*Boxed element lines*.
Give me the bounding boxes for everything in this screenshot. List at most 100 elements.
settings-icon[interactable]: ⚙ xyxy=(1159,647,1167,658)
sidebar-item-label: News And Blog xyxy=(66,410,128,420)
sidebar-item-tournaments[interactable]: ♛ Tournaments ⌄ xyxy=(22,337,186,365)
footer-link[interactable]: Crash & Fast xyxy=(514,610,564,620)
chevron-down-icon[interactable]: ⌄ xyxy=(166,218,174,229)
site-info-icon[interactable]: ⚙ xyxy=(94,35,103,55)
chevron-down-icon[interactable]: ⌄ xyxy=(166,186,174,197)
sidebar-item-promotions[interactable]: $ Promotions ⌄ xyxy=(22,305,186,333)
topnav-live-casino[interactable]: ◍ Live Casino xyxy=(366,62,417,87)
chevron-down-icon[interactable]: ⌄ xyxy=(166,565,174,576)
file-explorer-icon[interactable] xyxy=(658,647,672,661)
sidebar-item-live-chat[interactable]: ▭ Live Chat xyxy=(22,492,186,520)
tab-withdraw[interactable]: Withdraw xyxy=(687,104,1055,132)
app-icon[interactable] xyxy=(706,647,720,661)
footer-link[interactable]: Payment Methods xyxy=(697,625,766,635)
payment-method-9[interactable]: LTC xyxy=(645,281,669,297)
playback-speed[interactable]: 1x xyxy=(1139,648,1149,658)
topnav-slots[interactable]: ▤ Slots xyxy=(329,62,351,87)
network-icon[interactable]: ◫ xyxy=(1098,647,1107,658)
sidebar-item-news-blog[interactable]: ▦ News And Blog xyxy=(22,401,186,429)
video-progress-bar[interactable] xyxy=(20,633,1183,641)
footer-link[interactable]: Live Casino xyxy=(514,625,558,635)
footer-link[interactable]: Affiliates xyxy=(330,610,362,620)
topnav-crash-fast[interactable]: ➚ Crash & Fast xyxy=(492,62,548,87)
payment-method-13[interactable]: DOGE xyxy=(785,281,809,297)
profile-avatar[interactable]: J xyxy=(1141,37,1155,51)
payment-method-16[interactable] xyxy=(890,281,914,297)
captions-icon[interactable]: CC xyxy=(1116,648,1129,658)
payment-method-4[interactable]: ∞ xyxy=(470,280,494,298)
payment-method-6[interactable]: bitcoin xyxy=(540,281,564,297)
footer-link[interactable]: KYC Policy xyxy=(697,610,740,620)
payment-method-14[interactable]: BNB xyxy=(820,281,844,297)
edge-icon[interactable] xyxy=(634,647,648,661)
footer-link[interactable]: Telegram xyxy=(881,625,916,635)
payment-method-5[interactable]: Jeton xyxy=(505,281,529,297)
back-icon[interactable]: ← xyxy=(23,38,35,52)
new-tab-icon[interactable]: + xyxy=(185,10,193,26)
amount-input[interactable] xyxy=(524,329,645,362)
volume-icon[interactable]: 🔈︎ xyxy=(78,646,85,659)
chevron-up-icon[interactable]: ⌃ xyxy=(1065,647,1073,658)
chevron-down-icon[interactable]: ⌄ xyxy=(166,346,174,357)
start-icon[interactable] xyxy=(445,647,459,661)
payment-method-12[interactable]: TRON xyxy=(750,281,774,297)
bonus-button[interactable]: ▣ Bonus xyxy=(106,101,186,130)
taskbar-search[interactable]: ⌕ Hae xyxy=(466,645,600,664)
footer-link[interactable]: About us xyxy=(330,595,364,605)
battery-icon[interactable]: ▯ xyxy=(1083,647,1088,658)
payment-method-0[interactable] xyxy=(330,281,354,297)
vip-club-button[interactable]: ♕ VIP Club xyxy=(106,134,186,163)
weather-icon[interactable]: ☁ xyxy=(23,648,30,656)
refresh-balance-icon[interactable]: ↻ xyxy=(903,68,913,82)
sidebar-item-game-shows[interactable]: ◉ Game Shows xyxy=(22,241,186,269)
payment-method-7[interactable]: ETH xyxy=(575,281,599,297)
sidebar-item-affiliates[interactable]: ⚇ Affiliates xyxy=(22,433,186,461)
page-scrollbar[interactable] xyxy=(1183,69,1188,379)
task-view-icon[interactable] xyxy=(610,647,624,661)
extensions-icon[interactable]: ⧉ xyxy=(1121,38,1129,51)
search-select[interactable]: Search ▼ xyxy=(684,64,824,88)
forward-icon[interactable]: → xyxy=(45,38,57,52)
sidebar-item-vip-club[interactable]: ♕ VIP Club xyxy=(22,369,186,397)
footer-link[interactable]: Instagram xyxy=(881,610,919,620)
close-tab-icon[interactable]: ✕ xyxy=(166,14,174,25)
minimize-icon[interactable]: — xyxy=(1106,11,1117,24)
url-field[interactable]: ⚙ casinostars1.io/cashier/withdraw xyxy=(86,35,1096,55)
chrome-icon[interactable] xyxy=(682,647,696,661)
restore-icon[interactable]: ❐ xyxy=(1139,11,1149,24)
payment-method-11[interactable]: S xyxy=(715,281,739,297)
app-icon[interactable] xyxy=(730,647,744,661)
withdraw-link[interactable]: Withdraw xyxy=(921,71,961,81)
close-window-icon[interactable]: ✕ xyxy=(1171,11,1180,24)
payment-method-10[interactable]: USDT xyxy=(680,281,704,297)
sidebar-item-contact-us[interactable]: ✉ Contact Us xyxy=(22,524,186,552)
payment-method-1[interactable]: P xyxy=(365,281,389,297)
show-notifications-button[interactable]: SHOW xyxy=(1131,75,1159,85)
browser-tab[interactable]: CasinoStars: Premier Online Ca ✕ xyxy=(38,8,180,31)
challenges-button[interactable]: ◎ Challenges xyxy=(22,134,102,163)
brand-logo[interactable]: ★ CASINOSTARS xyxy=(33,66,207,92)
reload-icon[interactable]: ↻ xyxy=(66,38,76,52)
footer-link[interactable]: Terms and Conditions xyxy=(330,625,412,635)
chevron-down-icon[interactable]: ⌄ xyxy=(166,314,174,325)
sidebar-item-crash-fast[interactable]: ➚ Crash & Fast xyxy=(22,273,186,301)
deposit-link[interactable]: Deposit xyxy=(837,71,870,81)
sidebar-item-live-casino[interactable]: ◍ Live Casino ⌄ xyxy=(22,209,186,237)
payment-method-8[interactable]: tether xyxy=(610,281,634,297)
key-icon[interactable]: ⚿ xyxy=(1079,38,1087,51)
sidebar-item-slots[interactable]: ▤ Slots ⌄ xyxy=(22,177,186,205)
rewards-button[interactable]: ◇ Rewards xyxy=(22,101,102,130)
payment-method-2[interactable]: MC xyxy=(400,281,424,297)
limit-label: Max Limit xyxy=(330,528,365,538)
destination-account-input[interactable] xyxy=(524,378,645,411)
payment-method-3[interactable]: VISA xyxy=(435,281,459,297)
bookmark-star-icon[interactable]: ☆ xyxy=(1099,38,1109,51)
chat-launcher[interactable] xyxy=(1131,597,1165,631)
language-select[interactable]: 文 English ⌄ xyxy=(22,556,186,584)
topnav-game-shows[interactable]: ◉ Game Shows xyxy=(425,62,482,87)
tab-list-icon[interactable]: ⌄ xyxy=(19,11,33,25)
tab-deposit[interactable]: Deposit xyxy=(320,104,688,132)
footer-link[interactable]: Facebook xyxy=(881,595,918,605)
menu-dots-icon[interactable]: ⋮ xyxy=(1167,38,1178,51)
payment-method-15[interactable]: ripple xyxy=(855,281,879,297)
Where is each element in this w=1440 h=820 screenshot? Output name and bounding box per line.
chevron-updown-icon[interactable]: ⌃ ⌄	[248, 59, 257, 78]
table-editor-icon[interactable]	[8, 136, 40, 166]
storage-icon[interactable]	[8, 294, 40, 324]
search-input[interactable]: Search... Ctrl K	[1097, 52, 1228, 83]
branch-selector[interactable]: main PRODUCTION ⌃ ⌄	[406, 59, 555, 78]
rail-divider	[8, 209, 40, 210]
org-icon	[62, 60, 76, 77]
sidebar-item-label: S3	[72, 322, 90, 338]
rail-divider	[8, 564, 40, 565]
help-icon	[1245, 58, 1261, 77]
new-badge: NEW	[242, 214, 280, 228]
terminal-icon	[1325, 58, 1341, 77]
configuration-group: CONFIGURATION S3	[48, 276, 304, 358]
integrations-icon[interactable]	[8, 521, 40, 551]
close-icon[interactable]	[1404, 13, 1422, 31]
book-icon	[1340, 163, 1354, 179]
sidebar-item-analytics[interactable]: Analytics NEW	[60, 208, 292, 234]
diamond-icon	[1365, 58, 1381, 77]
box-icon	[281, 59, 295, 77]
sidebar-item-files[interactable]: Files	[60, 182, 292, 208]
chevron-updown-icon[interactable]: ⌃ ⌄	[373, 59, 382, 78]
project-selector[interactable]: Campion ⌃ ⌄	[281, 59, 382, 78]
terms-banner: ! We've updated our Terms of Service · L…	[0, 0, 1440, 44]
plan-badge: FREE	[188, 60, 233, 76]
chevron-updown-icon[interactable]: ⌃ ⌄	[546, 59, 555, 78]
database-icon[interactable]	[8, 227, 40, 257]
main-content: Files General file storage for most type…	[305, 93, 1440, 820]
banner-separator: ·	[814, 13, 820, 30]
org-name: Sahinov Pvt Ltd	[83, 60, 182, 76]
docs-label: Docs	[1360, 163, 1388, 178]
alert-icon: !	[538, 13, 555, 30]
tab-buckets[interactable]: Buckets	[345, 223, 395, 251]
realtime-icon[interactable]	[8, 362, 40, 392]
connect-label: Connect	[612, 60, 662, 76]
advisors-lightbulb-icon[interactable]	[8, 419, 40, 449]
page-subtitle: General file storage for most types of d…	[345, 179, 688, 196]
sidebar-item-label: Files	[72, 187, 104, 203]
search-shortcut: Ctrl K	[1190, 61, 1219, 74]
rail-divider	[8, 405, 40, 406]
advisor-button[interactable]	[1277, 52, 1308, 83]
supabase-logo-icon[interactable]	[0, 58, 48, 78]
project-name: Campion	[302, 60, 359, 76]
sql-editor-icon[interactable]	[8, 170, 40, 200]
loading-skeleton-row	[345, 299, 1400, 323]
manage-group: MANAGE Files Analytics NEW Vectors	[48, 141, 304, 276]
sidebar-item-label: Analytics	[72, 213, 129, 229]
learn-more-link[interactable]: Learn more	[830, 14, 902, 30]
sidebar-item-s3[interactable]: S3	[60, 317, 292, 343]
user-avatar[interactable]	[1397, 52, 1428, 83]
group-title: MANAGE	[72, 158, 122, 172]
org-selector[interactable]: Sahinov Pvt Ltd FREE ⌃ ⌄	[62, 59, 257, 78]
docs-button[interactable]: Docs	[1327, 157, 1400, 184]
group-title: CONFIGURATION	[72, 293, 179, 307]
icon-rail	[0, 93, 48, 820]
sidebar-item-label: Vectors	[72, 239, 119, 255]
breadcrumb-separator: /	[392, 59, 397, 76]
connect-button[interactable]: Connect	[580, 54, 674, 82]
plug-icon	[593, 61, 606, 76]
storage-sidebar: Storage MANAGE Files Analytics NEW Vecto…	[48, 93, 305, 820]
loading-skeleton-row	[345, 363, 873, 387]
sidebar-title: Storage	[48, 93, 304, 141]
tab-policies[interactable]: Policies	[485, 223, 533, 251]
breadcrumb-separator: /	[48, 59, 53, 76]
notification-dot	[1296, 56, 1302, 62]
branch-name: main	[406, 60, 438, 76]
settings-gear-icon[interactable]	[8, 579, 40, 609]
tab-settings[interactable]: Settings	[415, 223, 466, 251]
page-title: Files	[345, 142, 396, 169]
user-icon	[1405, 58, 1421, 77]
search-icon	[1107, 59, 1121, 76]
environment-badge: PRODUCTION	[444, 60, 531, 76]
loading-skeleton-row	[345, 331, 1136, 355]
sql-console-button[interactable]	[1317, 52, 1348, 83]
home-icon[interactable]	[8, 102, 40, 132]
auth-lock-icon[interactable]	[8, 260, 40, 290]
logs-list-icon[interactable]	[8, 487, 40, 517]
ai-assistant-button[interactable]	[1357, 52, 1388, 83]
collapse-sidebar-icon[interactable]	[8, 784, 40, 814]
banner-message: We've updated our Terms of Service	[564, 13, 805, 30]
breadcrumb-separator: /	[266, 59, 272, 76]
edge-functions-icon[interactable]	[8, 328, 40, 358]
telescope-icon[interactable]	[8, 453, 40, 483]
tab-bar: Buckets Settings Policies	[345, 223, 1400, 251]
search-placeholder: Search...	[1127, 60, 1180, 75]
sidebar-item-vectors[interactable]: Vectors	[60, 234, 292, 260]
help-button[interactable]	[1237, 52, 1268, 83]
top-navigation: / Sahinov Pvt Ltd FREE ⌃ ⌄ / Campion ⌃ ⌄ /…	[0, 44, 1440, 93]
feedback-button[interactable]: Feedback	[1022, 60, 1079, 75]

*Written problem*. Copy the lines above word for word, starting with the first line and ending with the line that contains "payment-method-16[interactable] xyxy=(890,281,914,297)".

*Correct result*.
Give me the bounding boxes for everything in this screenshot. List at most 100 elements.
settings-icon[interactable]: ⚙ xyxy=(1159,647,1167,658)
sidebar-item-label: News And Blog xyxy=(66,410,128,420)
sidebar-item-tournaments[interactable]: ♛ Tournaments ⌄ xyxy=(22,337,186,365)
footer-link[interactable]: Crash & Fast xyxy=(514,610,564,620)
chevron-down-icon[interactable]: ⌄ xyxy=(166,218,174,229)
site-info-icon[interactable]: ⚙ xyxy=(94,35,103,55)
chevron-down-icon[interactable]: ⌄ xyxy=(166,186,174,197)
sidebar-item-promotions[interactable]: $ Promotions ⌄ xyxy=(22,305,186,333)
topnav-live-casino[interactable]: ◍ Live Casino xyxy=(366,62,417,87)
chevron-down-icon[interactable]: ⌄ xyxy=(166,565,174,576)
file-explorer-icon[interactable] xyxy=(658,647,672,661)
sidebar-item-live-chat[interactable]: ▭ Live Chat xyxy=(22,492,186,520)
tab-withdraw[interactable]: Withdraw xyxy=(687,104,1055,132)
app-icon[interactable] xyxy=(706,647,720,661)
footer-link[interactable]: Payment Methods xyxy=(697,625,766,635)
payment-method-9[interactable]: LTC xyxy=(645,281,669,297)
playback-speed[interactable]: 1x xyxy=(1139,648,1149,658)
topnav-slots[interactable]: ▤ Slots xyxy=(329,62,351,87)
network-icon[interactable]: ◫ xyxy=(1098,647,1107,658)
sidebar-item-news-blog[interactable]: ▦ News And Blog xyxy=(22,401,186,429)
video-progress-bar[interactable] xyxy=(20,633,1183,641)
footer-link[interactable]: Live Casino xyxy=(514,625,558,635)
footer-link[interactable]: Affiliates xyxy=(330,610,362,620)
topnav-crash-fast[interactable]: ➚ Crash & Fast xyxy=(492,62,548,87)
payment-method-13[interactable]: DOGE xyxy=(785,281,809,297)
profile-avatar[interactable]: J xyxy=(1141,37,1155,51)
payment-method-16[interactable] xyxy=(890,281,914,297)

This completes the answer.